Restate every line of the material, word for word.

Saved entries
○ ○ ○ ○ ○

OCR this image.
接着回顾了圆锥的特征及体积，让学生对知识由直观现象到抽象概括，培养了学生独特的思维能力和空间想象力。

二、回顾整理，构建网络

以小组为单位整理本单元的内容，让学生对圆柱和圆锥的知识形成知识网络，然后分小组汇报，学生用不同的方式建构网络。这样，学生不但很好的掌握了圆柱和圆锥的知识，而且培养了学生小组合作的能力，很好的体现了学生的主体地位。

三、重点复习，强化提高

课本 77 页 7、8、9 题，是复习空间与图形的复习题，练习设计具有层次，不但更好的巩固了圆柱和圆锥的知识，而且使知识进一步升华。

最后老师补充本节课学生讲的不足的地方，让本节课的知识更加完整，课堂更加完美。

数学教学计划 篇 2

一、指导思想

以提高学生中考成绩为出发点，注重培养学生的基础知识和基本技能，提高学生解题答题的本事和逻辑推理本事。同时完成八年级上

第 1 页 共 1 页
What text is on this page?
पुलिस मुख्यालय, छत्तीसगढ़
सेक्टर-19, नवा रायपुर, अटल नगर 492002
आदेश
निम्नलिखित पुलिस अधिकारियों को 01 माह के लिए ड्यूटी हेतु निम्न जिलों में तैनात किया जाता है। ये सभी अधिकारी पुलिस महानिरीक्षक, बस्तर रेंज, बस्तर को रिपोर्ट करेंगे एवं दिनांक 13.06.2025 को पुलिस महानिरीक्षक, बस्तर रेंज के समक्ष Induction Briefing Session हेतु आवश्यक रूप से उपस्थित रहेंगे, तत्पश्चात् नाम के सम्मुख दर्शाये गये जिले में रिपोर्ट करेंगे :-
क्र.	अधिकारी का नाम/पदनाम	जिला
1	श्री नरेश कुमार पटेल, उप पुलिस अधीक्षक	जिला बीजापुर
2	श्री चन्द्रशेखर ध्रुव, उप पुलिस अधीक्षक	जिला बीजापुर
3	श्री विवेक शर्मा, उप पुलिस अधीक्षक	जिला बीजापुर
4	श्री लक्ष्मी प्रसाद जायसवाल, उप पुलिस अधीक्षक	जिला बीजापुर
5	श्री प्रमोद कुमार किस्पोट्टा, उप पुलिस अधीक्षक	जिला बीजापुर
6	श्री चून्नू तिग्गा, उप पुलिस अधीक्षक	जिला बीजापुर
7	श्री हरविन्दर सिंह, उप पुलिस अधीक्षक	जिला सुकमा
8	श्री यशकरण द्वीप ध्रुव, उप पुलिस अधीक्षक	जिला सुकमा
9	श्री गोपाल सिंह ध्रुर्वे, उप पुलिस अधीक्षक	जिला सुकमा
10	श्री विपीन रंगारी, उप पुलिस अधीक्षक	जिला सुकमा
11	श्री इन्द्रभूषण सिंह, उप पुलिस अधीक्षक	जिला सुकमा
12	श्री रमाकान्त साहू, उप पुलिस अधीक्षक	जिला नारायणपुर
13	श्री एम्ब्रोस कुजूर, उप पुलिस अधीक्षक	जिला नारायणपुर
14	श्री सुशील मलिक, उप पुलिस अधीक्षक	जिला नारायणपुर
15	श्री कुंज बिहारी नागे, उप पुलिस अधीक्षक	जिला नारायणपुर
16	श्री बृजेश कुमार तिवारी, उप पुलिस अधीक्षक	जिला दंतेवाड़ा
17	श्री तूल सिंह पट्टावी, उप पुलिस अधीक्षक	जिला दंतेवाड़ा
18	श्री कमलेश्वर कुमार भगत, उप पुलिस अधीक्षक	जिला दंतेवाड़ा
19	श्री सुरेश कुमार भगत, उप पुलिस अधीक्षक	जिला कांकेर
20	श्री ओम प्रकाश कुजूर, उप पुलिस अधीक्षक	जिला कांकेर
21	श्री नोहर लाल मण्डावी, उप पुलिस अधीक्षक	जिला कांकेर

○ ○ ○ ○ ○

> _THE OUTPUT_
OCR this image.
接着回顾了圆锥的特征及体积，让学生对知识由直观现象到抽象概括，培养了学生独特的思维能力和空间想象力。

二、回顾整理，构建网络

以小组为单位整理本单元的内容，让学生对圆柱和圆锥的知识形成知识网络，然后分小组汇报，学生用不同的方式建构网络。这样，学生不但很好的掌握了圆柱和圆锥的知识，而且培养了学生小组合作的能力，很好的体现了学生的主体地位。

三、重点复习，强化提高

课本 77 页 7、8、9 题，是复习空间与图形的复习题，练习设计具有层次，不但更好的巩固了圆柱和圆锥的知识，而且使知识进一步升华。

最后老师补充本节课学生讲的不足的地方，让本节课的知识更加完整，课堂更加完美。

数学教学计划 篇 2

一、指导思想

以提高学生中考成绩为出发点，注重培养学生的基础知识和基本技能，提高学生解题答题的本事和逻辑推理本事。同时完成八年级上

第 1 页 共 1 页
What text is on this page?
पुलिस मुख्यालय, छत्तीसगढ़
सेक्टर-19, नवा रायपुर, अटल नगर 492002
आदेश
निम्नलिखित पुलिस अधिकारियों को 01 माह के लिए ड्यूटी हेतु निम्न जिलों में तैनात किया जाता है। ये सभी अधिकारी पुलिस महानिरीक्षक, बस्तर रेंज, बस्तर को रिपोर्ट करेंगे एवं दिनांक 13.06.2025 को पुलिस महानिरीक्षक, बस्तर रेंज के समक्ष Induction Briefing Session हेतु आवश्यक रूप से उपस्थित रहेंगे, तत्पश्चात् नाम के सम्मुख दर्शाये गये जिले में रिपोर्ट करेंगे :-
क्र.	अधिकारी का नाम/पदनाम	जिला
1	श्री नरेश कुमार पटेल, उप पुलिस अधीक्षक	जिला बीजापुर
2	श्री चन्द्रशेखर ध्रुव, उप पुलिस अधीक्षक	जिला बीजापुर
3	श्री विवेक शर्मा, उप पुलिस अधीक्षक	जिला बीजापुर
4	श्री लक्ष्मी प्रसाद जायसवाल, उप पुलिस अधीक्षक	जिला बीजापुर
5	श्री प्रमोद कुमार किस्पोट्टा, उप पुलिस अधीक्षक	जिला बीजापुर
6	श्री चून्नू तिग्गा, उप पुलिस अधीक्षक	जिला बीजापुर
7	श्री हरविन्दर सिंह, उप पुलिस अधीक्षक	जिला सुकमा
8	श्री यशकरण द्वीप ध्रुव, उप पुलिस अधीक्षक	जिला सुकमा
9	श्री गोपाल सिंह ध्रुर्वे, उप पुलिस अधीक्षक	जिला सुकमा
10	श्री विपीन रंगारी, उप पुलिस अधीक्षक	जिला सुकमा
11	श्री इन्द्रभूषण सिंह, उप पुलिस अधीक्षक	जिला सुकमा
12	श्री रमाकान्त साहू, उप पुलिस अधीक्षक	जिला नारायणपुर
13	श्री एम्ब्रोस कुजूर, उप पुलिस अधीक्षक	जिला नारायणपुर
14	श्री सुशील मलिक, उप पुलिस अधीक्षक	जिला नारायणपुर
15	श्री कुंज बिहारी नागे, उप पुलिस अधीक्षक	जिला नारायणपुर
16	श्री बृजेश कुमार तिवारी, उप पुलिस अधीक्षक	जिला दंतेवाड़ा
17	श्री तूल सिंह पट्टावी, उप पुलिस अधीक्षक	जिला दंतेवाड़ा
18	श्री कमलेश्वर कुमार भगत, उप पुलिस अधीक्षक	जिला दंतेवाड़ा
19	श्री सुरेश कुमार भगत, उप पुलिस अधीक्षक	जिला कांकेर
20	श्री ओम प्रकाश कुजूर, उप पुलिस अधीक्षक	जिला कांकेर
21	श्री नोहर लाल मण्डावी, उप पुलिस अधीक्षक	जिला कांकेर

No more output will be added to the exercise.